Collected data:
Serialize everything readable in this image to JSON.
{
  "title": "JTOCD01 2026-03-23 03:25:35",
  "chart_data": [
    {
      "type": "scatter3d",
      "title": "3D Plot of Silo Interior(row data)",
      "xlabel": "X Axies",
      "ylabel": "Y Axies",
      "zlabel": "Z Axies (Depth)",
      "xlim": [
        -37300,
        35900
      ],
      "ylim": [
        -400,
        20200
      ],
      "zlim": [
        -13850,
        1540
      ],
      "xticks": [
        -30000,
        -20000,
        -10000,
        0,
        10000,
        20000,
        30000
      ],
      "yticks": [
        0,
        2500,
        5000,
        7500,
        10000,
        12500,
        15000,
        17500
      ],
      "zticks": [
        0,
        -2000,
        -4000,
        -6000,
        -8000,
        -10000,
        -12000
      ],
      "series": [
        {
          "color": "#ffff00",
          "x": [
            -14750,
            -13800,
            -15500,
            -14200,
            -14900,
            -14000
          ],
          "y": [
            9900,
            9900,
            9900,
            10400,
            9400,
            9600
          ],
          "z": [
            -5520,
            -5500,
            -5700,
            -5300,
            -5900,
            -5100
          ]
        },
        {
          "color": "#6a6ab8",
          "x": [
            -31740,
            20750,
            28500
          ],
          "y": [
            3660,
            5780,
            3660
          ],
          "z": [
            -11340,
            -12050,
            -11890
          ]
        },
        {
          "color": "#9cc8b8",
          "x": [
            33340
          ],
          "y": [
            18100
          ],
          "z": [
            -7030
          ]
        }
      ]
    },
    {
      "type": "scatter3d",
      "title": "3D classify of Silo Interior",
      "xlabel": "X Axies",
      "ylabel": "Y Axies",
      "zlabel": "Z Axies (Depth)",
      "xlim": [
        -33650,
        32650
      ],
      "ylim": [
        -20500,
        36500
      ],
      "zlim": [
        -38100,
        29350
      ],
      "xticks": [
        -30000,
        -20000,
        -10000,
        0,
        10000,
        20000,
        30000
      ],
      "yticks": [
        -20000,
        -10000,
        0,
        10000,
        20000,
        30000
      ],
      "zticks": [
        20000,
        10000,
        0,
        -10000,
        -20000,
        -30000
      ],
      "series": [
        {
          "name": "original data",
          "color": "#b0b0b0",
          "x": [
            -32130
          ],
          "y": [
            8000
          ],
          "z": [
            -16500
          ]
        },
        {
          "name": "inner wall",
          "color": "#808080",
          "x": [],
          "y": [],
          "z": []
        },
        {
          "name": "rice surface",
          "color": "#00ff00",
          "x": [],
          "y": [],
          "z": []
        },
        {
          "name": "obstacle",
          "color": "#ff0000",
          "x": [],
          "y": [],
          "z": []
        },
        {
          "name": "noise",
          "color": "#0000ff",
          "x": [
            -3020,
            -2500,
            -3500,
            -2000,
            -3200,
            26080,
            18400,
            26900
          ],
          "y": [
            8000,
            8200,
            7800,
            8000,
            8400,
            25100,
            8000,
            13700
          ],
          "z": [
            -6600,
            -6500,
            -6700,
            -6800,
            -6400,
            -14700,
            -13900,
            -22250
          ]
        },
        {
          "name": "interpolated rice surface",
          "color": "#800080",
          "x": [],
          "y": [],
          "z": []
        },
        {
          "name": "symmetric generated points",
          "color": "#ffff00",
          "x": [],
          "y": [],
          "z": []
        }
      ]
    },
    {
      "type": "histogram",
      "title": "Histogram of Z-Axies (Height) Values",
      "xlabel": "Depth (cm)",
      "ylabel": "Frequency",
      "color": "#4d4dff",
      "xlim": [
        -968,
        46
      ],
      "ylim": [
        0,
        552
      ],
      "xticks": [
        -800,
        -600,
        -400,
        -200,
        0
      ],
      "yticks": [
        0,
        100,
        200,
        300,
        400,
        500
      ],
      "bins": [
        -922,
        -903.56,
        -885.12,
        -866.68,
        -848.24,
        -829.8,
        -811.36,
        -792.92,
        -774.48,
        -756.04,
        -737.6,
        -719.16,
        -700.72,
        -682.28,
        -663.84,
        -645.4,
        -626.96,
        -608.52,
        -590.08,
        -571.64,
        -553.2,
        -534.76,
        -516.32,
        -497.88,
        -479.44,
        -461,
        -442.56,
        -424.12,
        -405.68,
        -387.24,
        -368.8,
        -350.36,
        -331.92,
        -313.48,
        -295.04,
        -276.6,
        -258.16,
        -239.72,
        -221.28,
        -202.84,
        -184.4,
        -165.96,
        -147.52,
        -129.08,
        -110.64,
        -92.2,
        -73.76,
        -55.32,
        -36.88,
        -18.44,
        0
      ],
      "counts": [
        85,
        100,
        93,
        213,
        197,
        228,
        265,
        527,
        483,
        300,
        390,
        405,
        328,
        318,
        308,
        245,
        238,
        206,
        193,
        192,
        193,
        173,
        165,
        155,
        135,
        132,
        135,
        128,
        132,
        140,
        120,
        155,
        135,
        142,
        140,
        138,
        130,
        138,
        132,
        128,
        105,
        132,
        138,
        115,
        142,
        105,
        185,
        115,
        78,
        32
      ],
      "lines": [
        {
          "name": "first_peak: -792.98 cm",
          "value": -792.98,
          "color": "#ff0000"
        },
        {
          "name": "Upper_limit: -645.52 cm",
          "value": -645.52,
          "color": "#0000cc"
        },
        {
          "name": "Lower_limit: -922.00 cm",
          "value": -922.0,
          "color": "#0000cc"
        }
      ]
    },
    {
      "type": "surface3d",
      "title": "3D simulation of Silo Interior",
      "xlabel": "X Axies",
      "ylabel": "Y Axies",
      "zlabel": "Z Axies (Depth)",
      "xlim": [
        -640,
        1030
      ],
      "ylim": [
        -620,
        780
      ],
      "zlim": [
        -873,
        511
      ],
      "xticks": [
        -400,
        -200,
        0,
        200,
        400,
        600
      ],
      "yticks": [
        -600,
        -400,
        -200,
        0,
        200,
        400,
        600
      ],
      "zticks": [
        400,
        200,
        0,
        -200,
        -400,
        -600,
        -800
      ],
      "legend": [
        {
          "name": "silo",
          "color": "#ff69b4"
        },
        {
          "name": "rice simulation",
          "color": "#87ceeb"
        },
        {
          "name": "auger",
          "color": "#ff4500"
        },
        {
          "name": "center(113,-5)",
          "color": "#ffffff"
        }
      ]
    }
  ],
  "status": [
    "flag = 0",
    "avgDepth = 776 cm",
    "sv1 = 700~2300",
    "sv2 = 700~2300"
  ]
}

Your task:
Set down all of the records shown above once more, exactly.

Solution below:
Serialize everything readable in this image to JSON.
{
  "title": "JTOCD01 2026-03-23 03:25:35",
  "chart_data": [
    {
      "type": "scatter3d",
      "title": "3D Plot of Silo Interior(row data)",
      "xlabel": "X Axies",
      "ylabel": "Y Axies",
      "zlabel": "Z Axies (Depth)",
      "xlim": [
        -37300,
        35900
      ],
      "ylim": [
        -400,
        20200
      ],
      "zlim": [
        -13850,
        1540
      ],
      "xticks": [
        -30000,
        -20000,
        -10000,
        0,
        10000,
        20000,
        30000
      ],
      "yticks": [
        0,
        2500,
        5000,
        7500,
        10000,
        12500,
        15000,
        17500
      ],
      "zticks": [
        0,
        -2000,
        -4000,
        -6000,
        -8000,
        -10000,
        -12000
      ],
      "series": [
        {
          "color": "#ffff00",
          "x": [
            -14750,
            -13800,
            -15500,
            -14200,
            -14900,
            -14000
          ],
          "y": [
            9900,
            9900,
            9900,
            10400,
            9400,
            9600
          ],
          "z": [
            -5520,
            -5500,
            -5700,
            -5300,
            -5900,
            -5100
          ]
        },
        {
          "color": "#6a6ab8",
          "x": [
            -31740,
            20750,
            28500
          ],
          "y": [
            3660,
            5780,
            3660
          ],
          "z": [
            -11340,
            -12050,
            -11890
          ]
        },
        {
          "color": "#9cc8b8",
          "x": [
            33340
          ],
          "y": [
            18100
          ],
          "z": [
            -7030
          ]
        }
      ]
    },
    {
      "type": "scatter3d",
      "title": "3D classify of Silo Interior",
      "xlabel": "X Axies",
      "ylabel": "Y Axies",
      "zlabel": "Z Axies (Depth)",
      "xlim": [
        -33650,
        32650
      ],
      "ylim": [
        -20500,
        36500
      ],
      "zlim": [
        -38100,
        29350
      ],
      "xticks": [
        -30000,
        -20000,
        -10000,
        0,
        10000,
        20000,
        30000
      ],
      "yticks": [
        -20000,
        -10000,
        0,
        10000,
        20000,
        30000
      ],
      "zticks": [
        20000,
        10000,
        0,
        -10000,
        -20000,
        -30000
      ],
      "series": [
        {
          "name": "original data",
          "color": "#b0b0b0",
          "x": [
            -32130
          ],
          "y": [
            8000
          ],
          "z": [
            -16500
          ]
        },
        {
          "name": "inner wall",
          "color": "#808080",
          "x": [],
          "y": [],
          "z": []
        },
        {
          "name": "rice surface",
          "color": "#00ff00",
          "x": [],
          "y": [],
          "z": []
        },
        {
          "name": "obstacle",
          "color": "#ff0000",
          "x": [],
          "y": [],
          "z": []
        },
        {
          "name": "noise",
          "color": "#0000ff",
          "x": [
            -3020,
            -2500,
            -3500,
            -2000,
            -3200,
            26080,
            18400,
            26900
          ],
          "y": [
            8000,
            8200,
            7800,
            8000,
            8400,
            25100,
            8000,
            13700
          ],
          "z": [
            -6600,
            -6500,
            -6700,
            -6800,
            -6400,
            -14700,
            -13900,
            -22250
          ]
        },
        {
          "name": "interpolated rice surface",
          "color": "#800080",
          "x": [],
          "y": [],
          "z": []
        },
        {
          "name": "symmetric generated points",
          "color": "#ffff00",
          "x": [],
          "y": [],
          "z": []
        }
      ]
    },
    {
      "type": "histogram",
      "title": "Histogram of Z-Axies (Height) Values",
      "xlabel": "Depth (cm)",
      "ylabel": "Frequency",
      "color": "#4d4dff",
      "xlim": [
        -968,
        46
      ],
      "ylim": [
        0,
        552
      ],
      "xticks": [
        -800,
        -600,
        -400,
        -200,
        0
      ],
      "yticks": [
        0,
        100,
        200,
        300,
        400,
        500
      ],
      "bins": [
        -922,
        -903.56,
        -885.12,
        -866.68,
        -848.24,
        -829.8,
        -811.36,
        -792.92,
        -774.48,
        -756.04,
        -737.6,
        -719.16,
        -700.72,
        -682.28,
        -663.84,
        -645.4,
        -626.96,
        -608.52,
        -590.08,
        -571.64,
        -553.2,
        -534.76,
        -516.32,
        -497.88,
        -479.44,
        -461,
        -442.56,
        -424.12,
        -405.68,
        -387.24,
        -368.8,
        -350.36,
        -331.92,
        -313.48,
        -295.04,
        -276.6,
        -258.16,
        -239.72,
        -221.28,
        -202.84,
        -184.4,
        -165.96,
        -147.52,
        -129.08,
        -110.64,
        -92.2,
        -73.76,
        -55.32,
        -36.88,
        -18.44,
        0
      ],
      "counts": [
        85,
        100,
        93,
        213,
        197,
        228,
        265,
        527,
        483,
        300,
        390,
        405,
        328,
        318,
        308,
        245,
        238,
        206,
        193,
        192,
        193,
        173,
        165,
        155,
        135,
        132,
        135,
        128,
        132,
        140,
        120,
        155,
        135,
        142,
        140,
        138,
        130,
        138,
        132,
        128,
        105,
        132,
        138,
        115,
        142,
        105,
        185,
        115,
        78,
        32
      ],
      "lines": [
        {
          "name": "first_peak: -792.98 cm",
          "value": -792.98,
          "color": "#ff0000"
        },
        {
          "name": "Upper_limit: -645.52 cm",
          "value": -645.52,
          "color": "#0000cc"
        },
        {
          "name": "Lower_limit: -922.00 cm",
          "value": -922.0,
          "color": "#0000cc"
        }
      ]
    },
    {
      "type": "surface3d",
      "title": "3D simulation of Silo Interior",
      "xlabel": "X Axies",
      "ylabel": "Y Axies",
      "zlabel": "Z Axies (Depth)",
      "xlim": [
        -640,
        1030
      ],
      "ylim": [
        -620,
        780
      ],
      "zlim": [
        -873,
        511
      ],
      "xticks": [
        -400,
        -200,
        0,
        200,
        400,
        600
      ],
      "yticks": [
        -600,
        -400,
        -200,
        0,
        200,
        400,
        600
      ],
      "zticks": [
        400,
        200,
        0,
        -200,
        -400,
        -600,
        -800
      ],
      "legend": [
        {
          "name": "silo",
          "color": "#ff69b4"
        },
        {
          "name": "rice simulation",
          "color": "#87ceeb"
        },
        {
          "name": "auger",
          "color": "#ff4500"
        },
        {
          "name": "center(113,-5)",
          "color": "#ffffff"
        }
      ]
    }
  ],
  "status": [
    "flag = 0",
    "avgDepth = 776 cm",
    "sv1 = 700~2300",
    "sv2 = 700~2300"
  ]
}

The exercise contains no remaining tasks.